EXERCISE PROMPT => Identify every line containing the word "Area" and reproduce each one.
**** RECORDS PROVIDED
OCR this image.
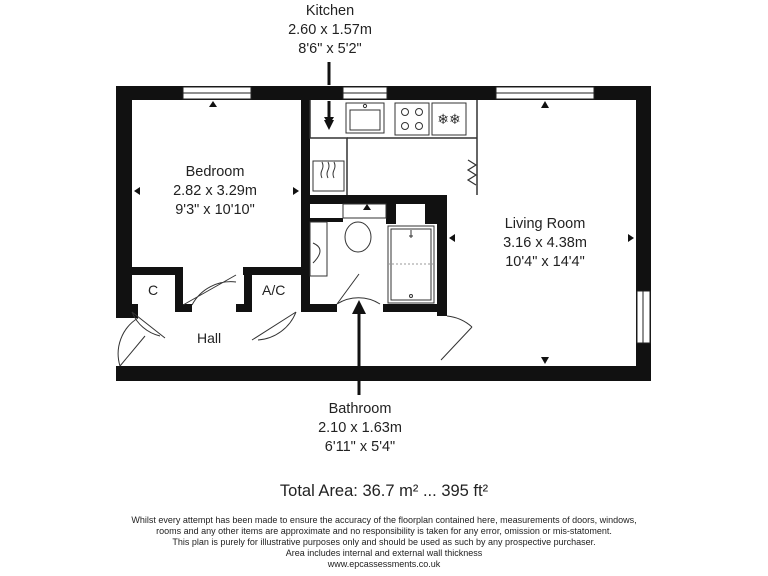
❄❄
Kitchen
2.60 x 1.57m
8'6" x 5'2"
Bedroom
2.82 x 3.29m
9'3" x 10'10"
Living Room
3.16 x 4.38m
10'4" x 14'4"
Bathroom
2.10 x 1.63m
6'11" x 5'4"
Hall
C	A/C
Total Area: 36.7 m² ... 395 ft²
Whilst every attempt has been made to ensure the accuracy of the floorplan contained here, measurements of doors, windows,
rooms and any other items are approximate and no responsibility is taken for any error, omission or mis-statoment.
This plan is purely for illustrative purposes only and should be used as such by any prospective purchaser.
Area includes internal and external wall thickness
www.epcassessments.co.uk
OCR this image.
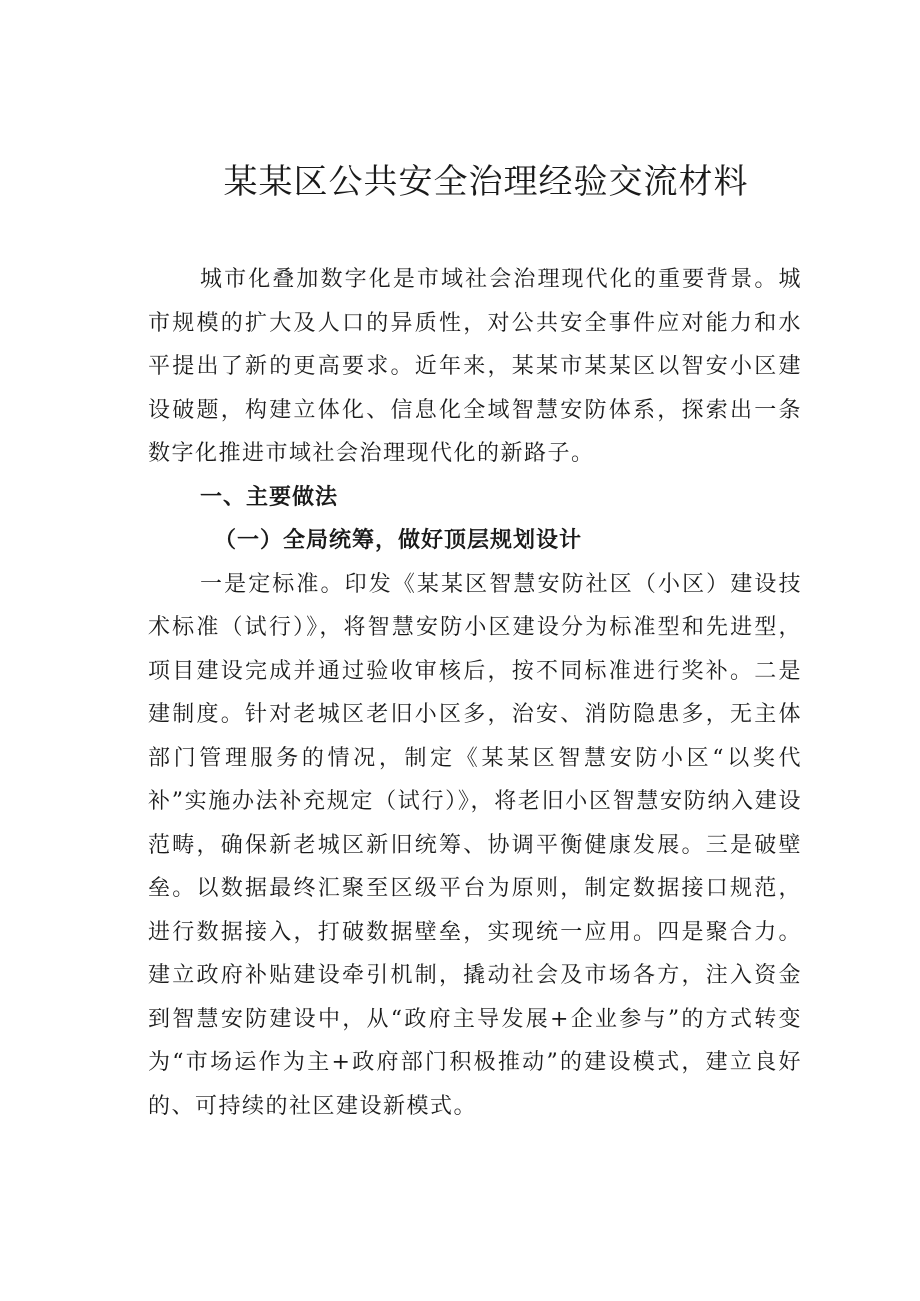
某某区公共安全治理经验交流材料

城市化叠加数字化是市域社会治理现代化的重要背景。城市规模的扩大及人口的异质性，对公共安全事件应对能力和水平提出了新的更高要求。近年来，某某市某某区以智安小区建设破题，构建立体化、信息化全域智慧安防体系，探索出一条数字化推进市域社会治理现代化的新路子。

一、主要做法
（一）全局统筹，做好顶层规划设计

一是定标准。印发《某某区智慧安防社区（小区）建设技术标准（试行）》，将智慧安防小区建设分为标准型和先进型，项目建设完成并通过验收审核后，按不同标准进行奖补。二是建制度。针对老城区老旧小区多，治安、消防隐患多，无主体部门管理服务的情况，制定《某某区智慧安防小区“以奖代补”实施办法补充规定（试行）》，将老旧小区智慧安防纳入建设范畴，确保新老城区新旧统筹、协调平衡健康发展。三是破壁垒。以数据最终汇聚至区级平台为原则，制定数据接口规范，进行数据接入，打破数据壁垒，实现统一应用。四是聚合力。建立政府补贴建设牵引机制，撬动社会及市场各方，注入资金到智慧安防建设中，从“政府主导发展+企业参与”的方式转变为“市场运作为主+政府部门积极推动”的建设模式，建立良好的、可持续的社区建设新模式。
********
SOLUTION FOR THIS TASK =>
Total Area: 36.7 m² ... 395 ft²
Area includes internal and external wall thickness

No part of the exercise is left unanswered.